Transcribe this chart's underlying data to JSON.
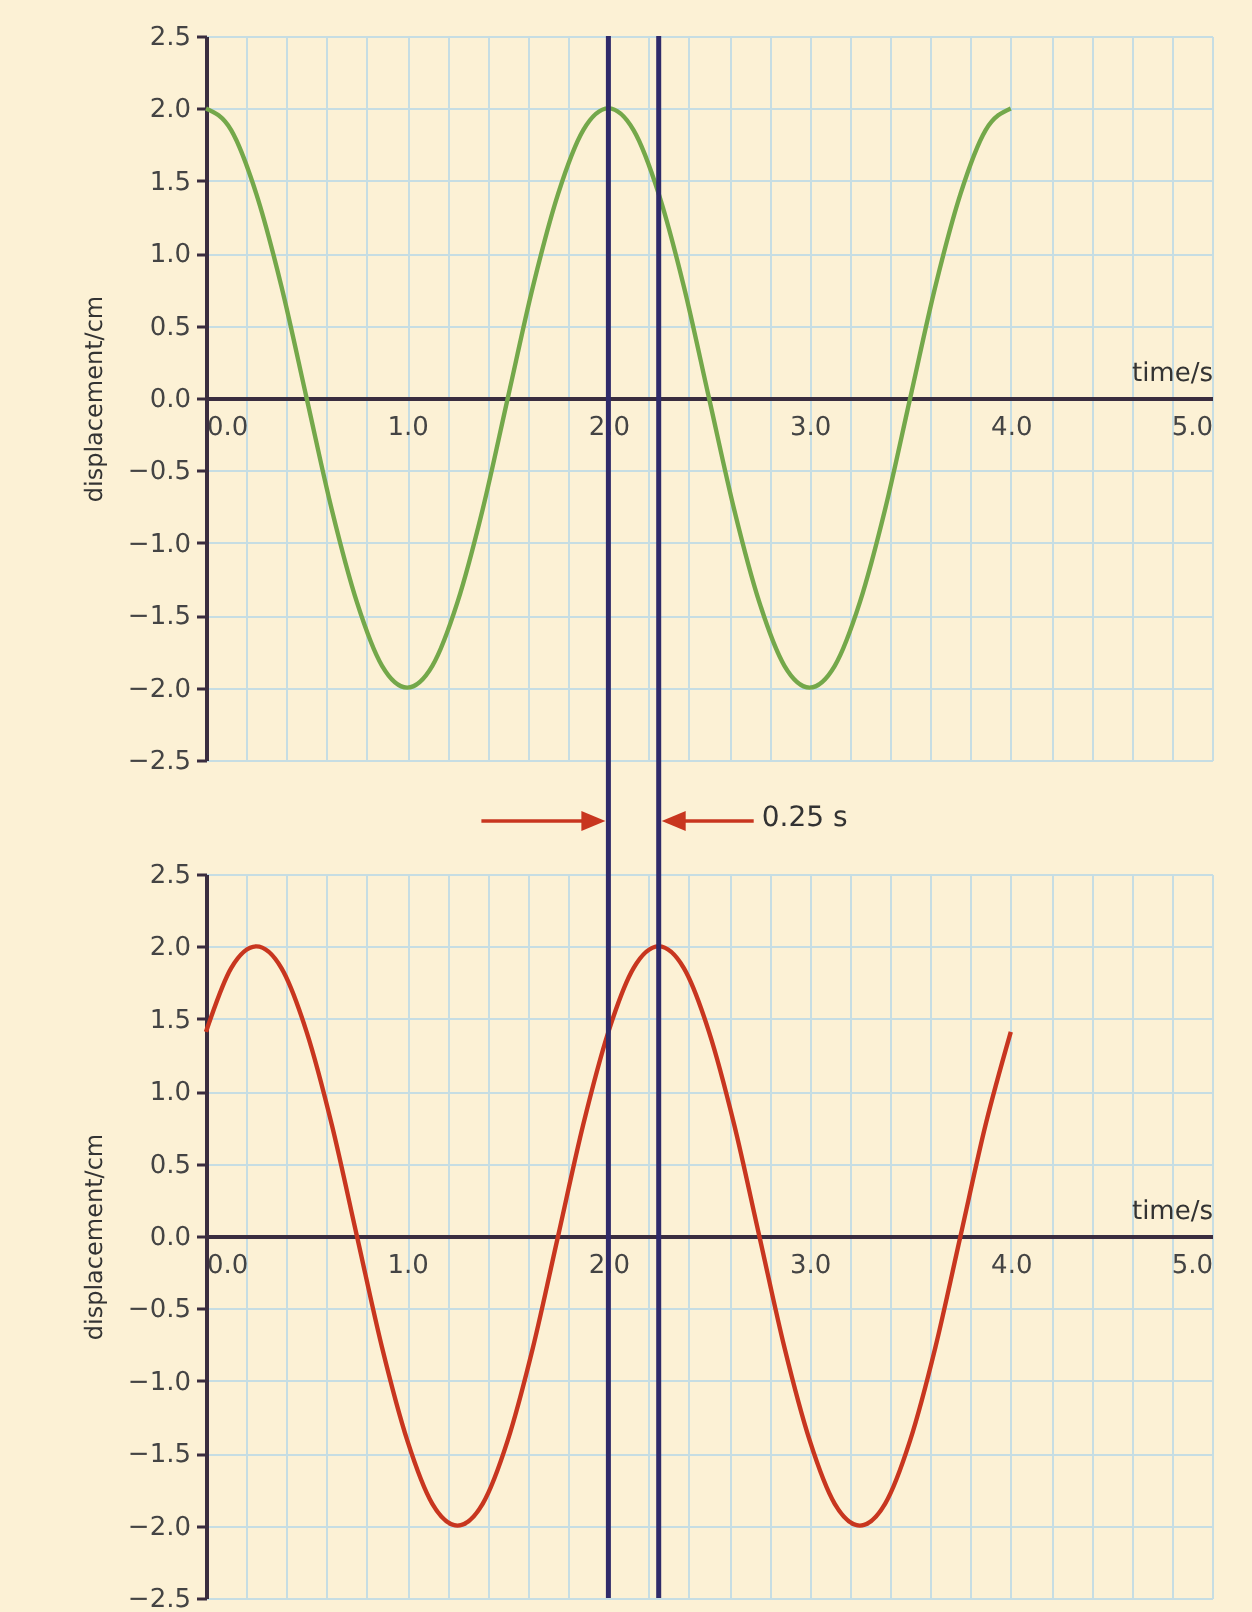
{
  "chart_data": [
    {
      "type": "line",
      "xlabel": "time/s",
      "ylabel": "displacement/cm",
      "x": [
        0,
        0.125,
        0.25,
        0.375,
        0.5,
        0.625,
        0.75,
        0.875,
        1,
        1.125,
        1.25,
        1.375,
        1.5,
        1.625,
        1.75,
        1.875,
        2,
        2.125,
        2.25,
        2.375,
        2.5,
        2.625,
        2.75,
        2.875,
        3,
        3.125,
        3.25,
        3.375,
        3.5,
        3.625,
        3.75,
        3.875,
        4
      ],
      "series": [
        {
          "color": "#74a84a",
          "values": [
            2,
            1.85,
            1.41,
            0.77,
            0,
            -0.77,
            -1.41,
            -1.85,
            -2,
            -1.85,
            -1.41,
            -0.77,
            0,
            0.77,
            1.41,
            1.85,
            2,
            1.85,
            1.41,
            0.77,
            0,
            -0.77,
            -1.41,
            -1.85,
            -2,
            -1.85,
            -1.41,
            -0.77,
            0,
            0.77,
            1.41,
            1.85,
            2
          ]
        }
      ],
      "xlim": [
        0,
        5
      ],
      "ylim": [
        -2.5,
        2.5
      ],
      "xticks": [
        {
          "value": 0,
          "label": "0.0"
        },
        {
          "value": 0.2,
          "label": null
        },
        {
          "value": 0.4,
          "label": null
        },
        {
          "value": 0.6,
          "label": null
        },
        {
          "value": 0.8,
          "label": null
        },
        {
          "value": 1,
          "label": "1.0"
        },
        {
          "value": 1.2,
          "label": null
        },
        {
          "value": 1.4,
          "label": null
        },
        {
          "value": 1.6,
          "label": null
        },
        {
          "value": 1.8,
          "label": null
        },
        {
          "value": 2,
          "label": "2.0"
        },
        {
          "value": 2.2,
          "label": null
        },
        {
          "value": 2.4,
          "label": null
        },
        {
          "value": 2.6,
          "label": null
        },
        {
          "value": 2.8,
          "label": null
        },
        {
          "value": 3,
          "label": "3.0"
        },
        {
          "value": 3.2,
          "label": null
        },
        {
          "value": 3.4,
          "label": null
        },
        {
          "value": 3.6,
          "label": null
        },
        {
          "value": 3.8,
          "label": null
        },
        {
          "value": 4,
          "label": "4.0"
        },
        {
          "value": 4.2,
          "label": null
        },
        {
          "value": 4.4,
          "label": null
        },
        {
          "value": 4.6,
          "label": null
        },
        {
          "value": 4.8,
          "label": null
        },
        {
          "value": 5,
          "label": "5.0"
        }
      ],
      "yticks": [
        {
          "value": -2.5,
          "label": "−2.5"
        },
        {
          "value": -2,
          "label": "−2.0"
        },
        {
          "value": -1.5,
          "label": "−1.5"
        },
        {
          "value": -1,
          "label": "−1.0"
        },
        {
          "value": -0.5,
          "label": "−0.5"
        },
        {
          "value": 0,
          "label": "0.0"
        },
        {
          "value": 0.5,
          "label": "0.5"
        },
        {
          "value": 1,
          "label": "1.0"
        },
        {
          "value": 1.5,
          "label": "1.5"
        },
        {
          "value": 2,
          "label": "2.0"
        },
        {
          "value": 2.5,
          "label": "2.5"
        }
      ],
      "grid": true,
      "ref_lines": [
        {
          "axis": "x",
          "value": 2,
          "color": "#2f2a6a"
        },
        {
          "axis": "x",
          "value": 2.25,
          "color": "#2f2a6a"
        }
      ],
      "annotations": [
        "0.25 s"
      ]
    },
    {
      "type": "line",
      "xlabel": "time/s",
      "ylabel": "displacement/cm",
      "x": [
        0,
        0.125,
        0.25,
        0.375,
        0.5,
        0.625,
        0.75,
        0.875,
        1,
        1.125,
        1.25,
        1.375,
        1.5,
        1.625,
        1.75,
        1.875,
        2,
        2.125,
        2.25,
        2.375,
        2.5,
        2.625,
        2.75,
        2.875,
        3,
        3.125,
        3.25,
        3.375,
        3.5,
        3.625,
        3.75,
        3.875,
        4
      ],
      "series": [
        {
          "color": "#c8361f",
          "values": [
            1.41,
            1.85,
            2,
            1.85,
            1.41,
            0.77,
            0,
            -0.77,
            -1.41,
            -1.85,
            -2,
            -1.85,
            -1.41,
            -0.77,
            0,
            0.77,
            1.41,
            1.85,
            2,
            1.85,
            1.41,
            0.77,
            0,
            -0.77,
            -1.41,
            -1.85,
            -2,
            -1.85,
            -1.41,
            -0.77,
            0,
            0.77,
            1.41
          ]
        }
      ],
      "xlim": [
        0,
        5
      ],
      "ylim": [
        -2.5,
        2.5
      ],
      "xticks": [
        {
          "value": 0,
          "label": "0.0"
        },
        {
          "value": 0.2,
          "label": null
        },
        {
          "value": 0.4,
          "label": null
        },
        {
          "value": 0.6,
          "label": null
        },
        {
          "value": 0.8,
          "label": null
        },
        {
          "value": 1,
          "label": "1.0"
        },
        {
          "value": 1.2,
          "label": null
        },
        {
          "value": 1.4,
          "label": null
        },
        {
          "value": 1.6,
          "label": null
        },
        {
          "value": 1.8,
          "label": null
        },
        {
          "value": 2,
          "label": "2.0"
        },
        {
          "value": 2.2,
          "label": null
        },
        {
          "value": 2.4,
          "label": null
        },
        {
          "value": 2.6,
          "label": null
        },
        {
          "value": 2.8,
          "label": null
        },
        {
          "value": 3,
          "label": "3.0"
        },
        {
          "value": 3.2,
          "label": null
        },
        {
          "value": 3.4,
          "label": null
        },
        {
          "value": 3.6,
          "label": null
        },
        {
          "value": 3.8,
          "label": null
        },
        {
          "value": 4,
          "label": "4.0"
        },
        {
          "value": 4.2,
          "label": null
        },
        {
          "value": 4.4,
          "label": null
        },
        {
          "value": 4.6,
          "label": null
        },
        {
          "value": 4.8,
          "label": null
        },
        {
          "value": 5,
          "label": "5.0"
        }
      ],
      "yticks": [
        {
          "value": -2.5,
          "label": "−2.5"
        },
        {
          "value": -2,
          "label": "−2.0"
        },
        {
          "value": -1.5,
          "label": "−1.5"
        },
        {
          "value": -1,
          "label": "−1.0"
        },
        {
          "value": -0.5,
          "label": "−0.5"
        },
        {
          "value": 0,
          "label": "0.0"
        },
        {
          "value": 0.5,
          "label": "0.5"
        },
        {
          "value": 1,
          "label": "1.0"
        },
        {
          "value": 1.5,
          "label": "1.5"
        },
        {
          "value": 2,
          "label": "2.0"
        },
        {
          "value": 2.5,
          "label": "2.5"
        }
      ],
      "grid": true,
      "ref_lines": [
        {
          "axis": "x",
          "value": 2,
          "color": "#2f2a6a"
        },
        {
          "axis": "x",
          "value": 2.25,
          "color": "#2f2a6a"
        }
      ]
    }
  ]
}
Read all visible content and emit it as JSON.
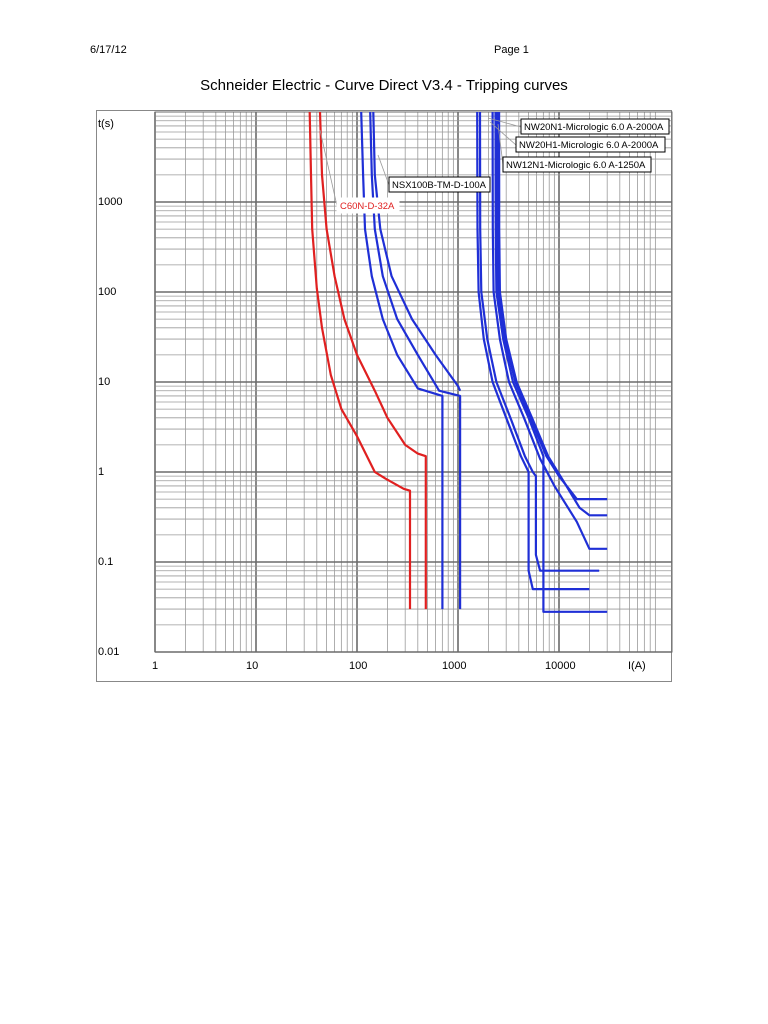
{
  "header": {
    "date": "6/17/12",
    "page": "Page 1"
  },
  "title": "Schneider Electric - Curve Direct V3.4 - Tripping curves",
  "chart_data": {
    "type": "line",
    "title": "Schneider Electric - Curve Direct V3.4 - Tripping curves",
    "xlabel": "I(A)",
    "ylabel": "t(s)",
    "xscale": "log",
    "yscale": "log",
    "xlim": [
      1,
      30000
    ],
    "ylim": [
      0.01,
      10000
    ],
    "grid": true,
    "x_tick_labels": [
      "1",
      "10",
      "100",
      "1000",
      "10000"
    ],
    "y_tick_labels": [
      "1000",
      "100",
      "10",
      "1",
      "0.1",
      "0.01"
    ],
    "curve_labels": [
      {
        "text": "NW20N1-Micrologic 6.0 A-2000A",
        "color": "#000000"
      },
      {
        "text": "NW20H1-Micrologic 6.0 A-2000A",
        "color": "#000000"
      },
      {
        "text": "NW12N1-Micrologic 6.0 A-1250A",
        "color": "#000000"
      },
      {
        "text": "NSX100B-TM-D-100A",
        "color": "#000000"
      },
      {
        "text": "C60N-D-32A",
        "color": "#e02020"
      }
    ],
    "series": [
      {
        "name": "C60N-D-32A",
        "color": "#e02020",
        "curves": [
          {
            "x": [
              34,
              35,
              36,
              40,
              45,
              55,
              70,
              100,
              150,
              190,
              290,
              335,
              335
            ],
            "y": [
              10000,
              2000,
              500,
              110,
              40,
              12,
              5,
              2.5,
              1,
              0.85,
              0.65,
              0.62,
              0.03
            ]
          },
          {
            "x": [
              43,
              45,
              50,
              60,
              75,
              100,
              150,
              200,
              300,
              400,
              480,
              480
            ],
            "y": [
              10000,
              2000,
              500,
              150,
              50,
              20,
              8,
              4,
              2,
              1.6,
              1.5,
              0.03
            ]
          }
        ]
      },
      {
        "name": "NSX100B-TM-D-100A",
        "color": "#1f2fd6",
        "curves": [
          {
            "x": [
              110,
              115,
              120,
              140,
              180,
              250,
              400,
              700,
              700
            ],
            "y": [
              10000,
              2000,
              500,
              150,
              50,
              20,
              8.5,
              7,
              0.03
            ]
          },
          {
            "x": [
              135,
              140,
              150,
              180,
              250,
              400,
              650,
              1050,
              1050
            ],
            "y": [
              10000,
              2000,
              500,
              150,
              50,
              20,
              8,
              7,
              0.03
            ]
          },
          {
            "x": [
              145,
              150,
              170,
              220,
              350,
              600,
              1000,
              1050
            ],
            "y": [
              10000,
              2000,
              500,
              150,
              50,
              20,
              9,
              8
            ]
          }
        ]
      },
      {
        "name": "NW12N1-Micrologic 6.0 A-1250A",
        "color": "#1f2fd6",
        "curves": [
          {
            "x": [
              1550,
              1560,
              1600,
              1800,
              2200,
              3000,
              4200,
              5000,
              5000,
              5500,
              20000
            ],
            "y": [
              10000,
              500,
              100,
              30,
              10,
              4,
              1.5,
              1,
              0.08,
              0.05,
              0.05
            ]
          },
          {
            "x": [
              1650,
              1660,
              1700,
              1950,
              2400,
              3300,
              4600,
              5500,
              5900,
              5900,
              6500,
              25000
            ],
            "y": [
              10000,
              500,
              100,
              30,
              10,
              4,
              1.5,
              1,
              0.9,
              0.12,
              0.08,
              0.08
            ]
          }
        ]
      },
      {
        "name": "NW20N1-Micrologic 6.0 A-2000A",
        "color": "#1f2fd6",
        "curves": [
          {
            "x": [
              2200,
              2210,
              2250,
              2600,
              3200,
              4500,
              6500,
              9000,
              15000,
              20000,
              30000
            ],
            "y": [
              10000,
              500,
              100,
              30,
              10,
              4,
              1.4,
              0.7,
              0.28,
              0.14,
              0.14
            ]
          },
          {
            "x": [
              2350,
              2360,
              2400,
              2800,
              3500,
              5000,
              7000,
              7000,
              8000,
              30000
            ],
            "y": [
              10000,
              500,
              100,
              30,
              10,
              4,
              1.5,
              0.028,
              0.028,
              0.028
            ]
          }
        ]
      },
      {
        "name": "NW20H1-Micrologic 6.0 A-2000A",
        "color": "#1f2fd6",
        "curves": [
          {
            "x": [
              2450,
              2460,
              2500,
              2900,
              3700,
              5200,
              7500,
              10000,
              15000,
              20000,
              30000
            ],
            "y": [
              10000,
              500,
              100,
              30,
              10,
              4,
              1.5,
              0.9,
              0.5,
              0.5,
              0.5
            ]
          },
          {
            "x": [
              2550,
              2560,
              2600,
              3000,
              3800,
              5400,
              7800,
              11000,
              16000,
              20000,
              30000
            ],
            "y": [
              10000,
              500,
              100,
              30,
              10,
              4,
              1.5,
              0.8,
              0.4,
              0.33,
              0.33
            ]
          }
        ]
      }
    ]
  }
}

++++

#### AIM
Report every line containing the word "name" from the listing above.

#### TASK ANSWER
        "name": "C60N-D-32A",
        "name": "NSX100B-TM-D-100A",
        "name": "NW12N1-Micrologic 6.0 A-1250A",
        "name": "NW20N1-Micrologic 6.0 A-2000A",
        "name": "NW20H1-Micrologic 6.0 A-2000A",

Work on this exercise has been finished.